— start —

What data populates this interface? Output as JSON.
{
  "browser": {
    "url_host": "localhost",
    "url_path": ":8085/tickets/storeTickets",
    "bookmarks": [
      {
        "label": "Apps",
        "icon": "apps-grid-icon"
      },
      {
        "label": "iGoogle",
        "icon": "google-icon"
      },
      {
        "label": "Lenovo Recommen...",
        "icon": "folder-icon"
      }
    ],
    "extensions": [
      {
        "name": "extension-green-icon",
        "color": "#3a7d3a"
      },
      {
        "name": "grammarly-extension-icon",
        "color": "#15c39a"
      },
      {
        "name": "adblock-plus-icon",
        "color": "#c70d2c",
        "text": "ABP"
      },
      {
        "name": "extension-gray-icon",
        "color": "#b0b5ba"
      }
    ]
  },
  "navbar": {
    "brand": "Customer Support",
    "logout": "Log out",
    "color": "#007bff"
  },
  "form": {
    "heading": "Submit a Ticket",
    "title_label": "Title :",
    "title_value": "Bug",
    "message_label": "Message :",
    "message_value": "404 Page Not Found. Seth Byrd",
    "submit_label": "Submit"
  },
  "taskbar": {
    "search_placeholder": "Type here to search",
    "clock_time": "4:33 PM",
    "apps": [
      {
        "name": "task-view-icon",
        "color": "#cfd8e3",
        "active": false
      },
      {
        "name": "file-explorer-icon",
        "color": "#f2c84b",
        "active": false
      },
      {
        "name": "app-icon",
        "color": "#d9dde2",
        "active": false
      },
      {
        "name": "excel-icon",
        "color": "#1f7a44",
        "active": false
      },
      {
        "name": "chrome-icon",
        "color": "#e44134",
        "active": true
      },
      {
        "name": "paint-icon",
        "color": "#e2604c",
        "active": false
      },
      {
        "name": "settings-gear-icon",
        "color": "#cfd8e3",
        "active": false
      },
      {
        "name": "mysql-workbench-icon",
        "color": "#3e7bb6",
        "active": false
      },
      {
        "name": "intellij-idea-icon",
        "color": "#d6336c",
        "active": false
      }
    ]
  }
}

— end —

- _What you will do_:
Return all of the data word for word.

- _Written response_:
What data populates this interface? Output as JSON.
{
  "browser": {
    "url_host": "localhost",
    "url_path": ":8085/tickets/storeTickets",
    "bookmarks": [
      {
        "label": "Apps",
        "icon": "apps-grid-icon"
      },
      {
        "label": "iGoogle",
        "icon": "google-icon"
      },
      {
        "label": "Lenovo Recommen...",
        "icon": "folder-icon"
      }
    ],
    "extensions": [
      {
        "name": "extension-green-icon",
        "color": "#3a7d3a"
      },
      {
        "name": "grammarly-extension-icon",
        "color": "#15c39a"
      },
      {
        "name": "adblock-plus-icon",
        "color": "#c70d2c",
        "text": "ABP"
      },
      {
        "name": "extension-gray-icon",
        "color": "#b0b5ba"
      }
    ]
  },
  "navbar": {
    "brand": "Customer Support",
    "logout": "Log out",
    "color": "#007bff"
  },
  "form": {
    "heading": "Submit a Ticket",
    "title_label": "Title :",
    "title_value": "Bug",
    "message_label": "Message :",
    "message_value": "404 Page Not Found. Seth Byrd",
    "submit_label": "Submit"
  },
  "taskbar": {
    "search_placeholder": "Type here to search",
    "clock_time": "4:33 PM",
    "apps": [
      {
        "name": "task-view-icon",
        "color": "#cfd8e3",
        "active": false
      },
      {
        "name": "file-explorer-icon",
        "color": "#f2c84b",
        "active": false
      },
      {
        "name": "app-icon",
        "color": "#d9dde2",
        "active": false
      },
      {
        "name": "excel-icon",
        "color": "#1f7a44",
        "active": false
      },
      {
        "name": "chrome-icon",
        "color": "#e44134",
        "active": true
      },
      {
        "name": "paint-icon",
        "color": "#e2604c",
        "active": false
      },
      {
        "name": "settings-gear-icon",
        "color": "#cfd8e3",
        "active": false
      },
      {
        "name": "mysql-workbench-icon",
        "color": "#3e7bb6",
        "active": false
      },
      {
        "name": "intellij-idea-icon",
        "color": "#d6336c",
        "active": false
      }
    ]
  }
}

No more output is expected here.